→ Extracted material
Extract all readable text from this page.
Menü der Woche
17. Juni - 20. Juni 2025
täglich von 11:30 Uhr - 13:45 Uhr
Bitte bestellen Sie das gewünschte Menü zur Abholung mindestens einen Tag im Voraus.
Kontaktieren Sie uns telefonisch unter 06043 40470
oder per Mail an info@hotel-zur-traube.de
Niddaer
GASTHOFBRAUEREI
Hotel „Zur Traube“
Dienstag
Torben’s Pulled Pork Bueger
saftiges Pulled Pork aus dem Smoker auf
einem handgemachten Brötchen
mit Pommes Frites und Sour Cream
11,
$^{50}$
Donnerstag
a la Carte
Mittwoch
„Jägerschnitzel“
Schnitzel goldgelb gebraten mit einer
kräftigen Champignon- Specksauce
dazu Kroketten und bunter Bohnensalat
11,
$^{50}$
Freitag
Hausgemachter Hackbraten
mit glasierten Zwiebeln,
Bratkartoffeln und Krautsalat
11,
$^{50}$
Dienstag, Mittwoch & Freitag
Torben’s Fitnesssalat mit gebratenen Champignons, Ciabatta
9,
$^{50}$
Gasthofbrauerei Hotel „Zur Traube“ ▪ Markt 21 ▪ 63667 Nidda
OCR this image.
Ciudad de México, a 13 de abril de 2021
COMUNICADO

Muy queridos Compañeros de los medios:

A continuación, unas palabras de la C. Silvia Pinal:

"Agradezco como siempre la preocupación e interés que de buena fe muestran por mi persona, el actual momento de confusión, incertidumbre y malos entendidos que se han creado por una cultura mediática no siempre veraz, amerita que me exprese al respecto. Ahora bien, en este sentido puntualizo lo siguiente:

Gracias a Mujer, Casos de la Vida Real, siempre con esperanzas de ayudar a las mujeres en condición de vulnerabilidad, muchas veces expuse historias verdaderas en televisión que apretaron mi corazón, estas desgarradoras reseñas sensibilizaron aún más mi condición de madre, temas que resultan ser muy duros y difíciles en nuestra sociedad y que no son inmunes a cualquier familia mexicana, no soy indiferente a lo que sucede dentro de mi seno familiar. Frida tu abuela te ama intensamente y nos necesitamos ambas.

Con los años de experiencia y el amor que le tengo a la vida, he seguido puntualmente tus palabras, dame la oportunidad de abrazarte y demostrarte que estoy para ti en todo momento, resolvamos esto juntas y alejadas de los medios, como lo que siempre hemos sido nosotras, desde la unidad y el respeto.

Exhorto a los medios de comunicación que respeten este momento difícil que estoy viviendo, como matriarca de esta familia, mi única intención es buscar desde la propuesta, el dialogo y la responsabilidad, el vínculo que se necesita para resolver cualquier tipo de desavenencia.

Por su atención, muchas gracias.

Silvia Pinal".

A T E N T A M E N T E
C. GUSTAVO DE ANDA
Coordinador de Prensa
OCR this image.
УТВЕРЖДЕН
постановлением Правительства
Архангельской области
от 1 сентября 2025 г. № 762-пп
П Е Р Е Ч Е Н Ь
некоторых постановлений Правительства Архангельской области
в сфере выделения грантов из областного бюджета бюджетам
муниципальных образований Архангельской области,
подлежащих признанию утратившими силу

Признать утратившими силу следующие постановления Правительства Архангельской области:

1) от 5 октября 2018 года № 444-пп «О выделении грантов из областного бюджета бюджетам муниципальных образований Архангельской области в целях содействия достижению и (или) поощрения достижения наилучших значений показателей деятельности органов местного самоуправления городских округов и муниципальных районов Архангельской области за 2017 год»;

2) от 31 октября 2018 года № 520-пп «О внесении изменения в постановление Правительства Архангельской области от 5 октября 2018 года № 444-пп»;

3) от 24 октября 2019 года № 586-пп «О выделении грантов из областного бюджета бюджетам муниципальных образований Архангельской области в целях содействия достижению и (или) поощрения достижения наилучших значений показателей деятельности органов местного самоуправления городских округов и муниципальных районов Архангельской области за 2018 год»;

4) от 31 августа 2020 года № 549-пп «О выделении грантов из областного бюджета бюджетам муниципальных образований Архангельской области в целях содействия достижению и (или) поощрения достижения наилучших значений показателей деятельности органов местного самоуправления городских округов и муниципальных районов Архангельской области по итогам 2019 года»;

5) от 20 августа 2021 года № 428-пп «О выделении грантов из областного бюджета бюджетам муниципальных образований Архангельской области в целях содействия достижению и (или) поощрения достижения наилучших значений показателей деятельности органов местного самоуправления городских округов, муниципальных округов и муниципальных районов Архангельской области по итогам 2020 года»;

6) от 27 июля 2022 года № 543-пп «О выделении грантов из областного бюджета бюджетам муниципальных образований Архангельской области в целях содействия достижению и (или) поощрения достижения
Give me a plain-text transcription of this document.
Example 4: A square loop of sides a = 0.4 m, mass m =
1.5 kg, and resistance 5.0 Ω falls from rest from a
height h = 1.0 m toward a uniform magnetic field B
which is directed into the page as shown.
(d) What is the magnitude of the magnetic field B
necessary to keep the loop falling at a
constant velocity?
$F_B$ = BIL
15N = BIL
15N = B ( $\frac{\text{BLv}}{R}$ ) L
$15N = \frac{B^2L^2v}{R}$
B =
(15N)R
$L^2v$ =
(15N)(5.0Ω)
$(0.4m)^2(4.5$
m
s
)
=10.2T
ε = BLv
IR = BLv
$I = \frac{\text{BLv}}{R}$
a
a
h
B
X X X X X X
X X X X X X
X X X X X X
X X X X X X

→ The task
Print every record above exactly as written.

→ Solution
Extract all readable text from this page.
Menü der Woche
17. Juni - 20. Juni 2025
täglich von 11:30 Uhr - 13:45 Uhr
Bitte bestellen Sie das gewünschte Menü zur Abholung mindestens einen Tag im Voraus.
Kontaktieren Sie uns telefonisch unter 06043 40470
oder per Mail an info@hotel-zur-traube.de
Niddaer
GASTHOFBRAUEREI
Hotel „Zur Traube“
Dienstag
Torben’s Pulled Pork Bueger
saftiges Pulled Pork aus dem Smoker auf
einem handgemachten Brötchen
mit Pommes Frites und Sour Cream
11,
$^{50}$
Donnerstag
a la Carte
Mittwoch
„Jägerschnitzel“
Schnitzel goldgelb gebraten mit einer
kräftigen Champignon- Specksauce
dazu Kroketten und bunter Bohnensalat
11,
$^{50}$
Freitag
Hausgemachter Hackbraten
mit glasierten Zwiebeln,
Bratkartoffeln und Krautsalat
11,
$^{50}$
Dienstag, Mittwoch & Freitag
Torben’s Fitnesssalat mit gebratenen Champignons, Ciabatta
9,
$^{50}$
Gasthofbrauerei Hotel „Zur Traube“ ▪ Markt 21 ▪ 63667 Nidda
OCR this image.
Ciudad de México, a 13 de abril de 2021
COMUNICADO

Muy queridos Compañeros de los medios:

A continuación, unas palabras de la C. Silvia Pinal:

"Agradezco como siempre la preocupación e interés que de buena fe muestran por mi persona, el actual momento de confusión, incertidumbre y malos entendidos que se han creado por una cultura mediática no siempre veraz, amerita que me exprese al respecto. Ahora bien, en este sentido puntualizo lo siguiente:

Gracias a Mujer, Casos de la Vida Real, siempre con esperanzas de ayudar a las mujeres en condición de vulnerabilidad, muchas veces expuse historias verdaderas en televisión que apretaron mi corazón, estas desgarradoras reseñas sensibilizaron aún más mi condición de madre, temas que resultan ser muy duros y difíciles en nuestra sociedad y que no son inmunes a cualquier familia mexicana, no soy indiferente a lo que sucede dentro de mi seno familiar. Frida tu abuela te ama intensamente y nos necesitamos ambas.

Con los años de experiencia y el amor que le tengo a la vida, he seguido puntualmente tus palabras, dame la oportunidad de abrazarte y demostrarte que estoy para ti en todo momento, resolvamos esto juntas y alejadas de los medios, como lo que siempre hemos sido nosotras, desde la unidad y el respeto.

Exhorto a los medios de comunicación que respeten este momento difícil que estoy viviendo, como matriarca de esta familia, mi única intención es buscar desde la propuesta, el dialogo y la responsabilidad, el vínculo que se necesita para resolver cualquier tipo de desavenencia.

Por su atención, muchas gracias.

Silvia Pinal".

A T E N T A M E N T E
C. GUSTAVO DE ANDA
Coordinador de Prensa
OCR this image.
УТВЕРЖДЕН
постановлением Правительства
Архангельской области
от 1 сентября 2025 г. № 762-пп
П Е Р Е Ч Е Н Ь
некоторых постановлений Правительства Архангельской области
в сфере выделения грантов из областного бюджета бюджетам
муниципальных образований Архангельской области,
подлежащих признанию утратившими силу

Признать утратившими силу следующие постановления Правительства Архангельской области:

1) от 5 октября 2018 года № 444-пп «О выделении грантов из областного бюджета бюджетам муниципальных образований Архангельской области в целях содействия достижению и (или) поощрения достижения наилучших значений показателей деятельности органов местного самоуправления городских округов и муниципальных районов Архангельской области за 2017 год»;

2) от 31 октября 2018 года № 520-пп «О внесении изменения в постановление Правительства Архангельской области от 5 октября 2018 года № 444-пп»;

3) от 24 октября 2019 года № 586-пп «О выделении грантов из областного бюджета бюджетам муниципальных образований Архангельской области в целях содействия достижению и (или) поощрения достижения наилучших значений показателей деятельности органов местного самоуправления городских округов и муниципальных районов Архангельской области за 2018 год»;

4) от 31 августа 2020 года № 549-пп «О выделении грантов из областного бюджета бюджетам муниципальных образований Архангельской области в целях содействия достижению и (или) поощрения достижения наилучших значений показателей деятельности органов местного самоуправления городских округов и муниципальных районов Архангельской области по итогам 2019 года»;

5) от 20 августа 2021 года № 428-пп «О выделении грантов из областного бюджета бюджетам муниципальных образований Архангельской области в целях содействия достижению и (или) поощрения достижения наилучших значений показателей деятельности органов местного самоуправления городских округов, муниципальных округов и муниципальных районов Архангельской области по итогам 2020 года»;

6) от 27 июля 2022 года № 543-пп «О выделении грантов из областного бюджета бюджетам муниципальных образований Архангельской области в целях содействия достижению и (или) поощрения достижения
Give me a plain-text transcription of this document.
Example 4: A square loop of sides a = 0.4 m, mass m =
1.5 kg, and resistance 5.0 Ω falls from rest from a
height h = 1.0 m toward a uniform magnetic field B
which is directed into the page as shown.
(d) What is the magnitude of the magnetic field B
necessary to keep the loop falling at a
constant velocity?
$F_B$ = BIL
15N = BIL
15N = B ( $\frac{\text{BLv}}{R}$ ) L
$15N = \frac{B^2L^2v}{R}$
B =
(15N)R
$L^2v$ =
(15N)(5.0Ω)
$(0.4m)^2(4.5$
m
s
)
=10.2T
ε = BLv
IR = BLv
$I = \frac{\text{BLv}}{R}$
a
a
h
B
X X X X X X
X X X X X X
X X X X X X
X X X X X X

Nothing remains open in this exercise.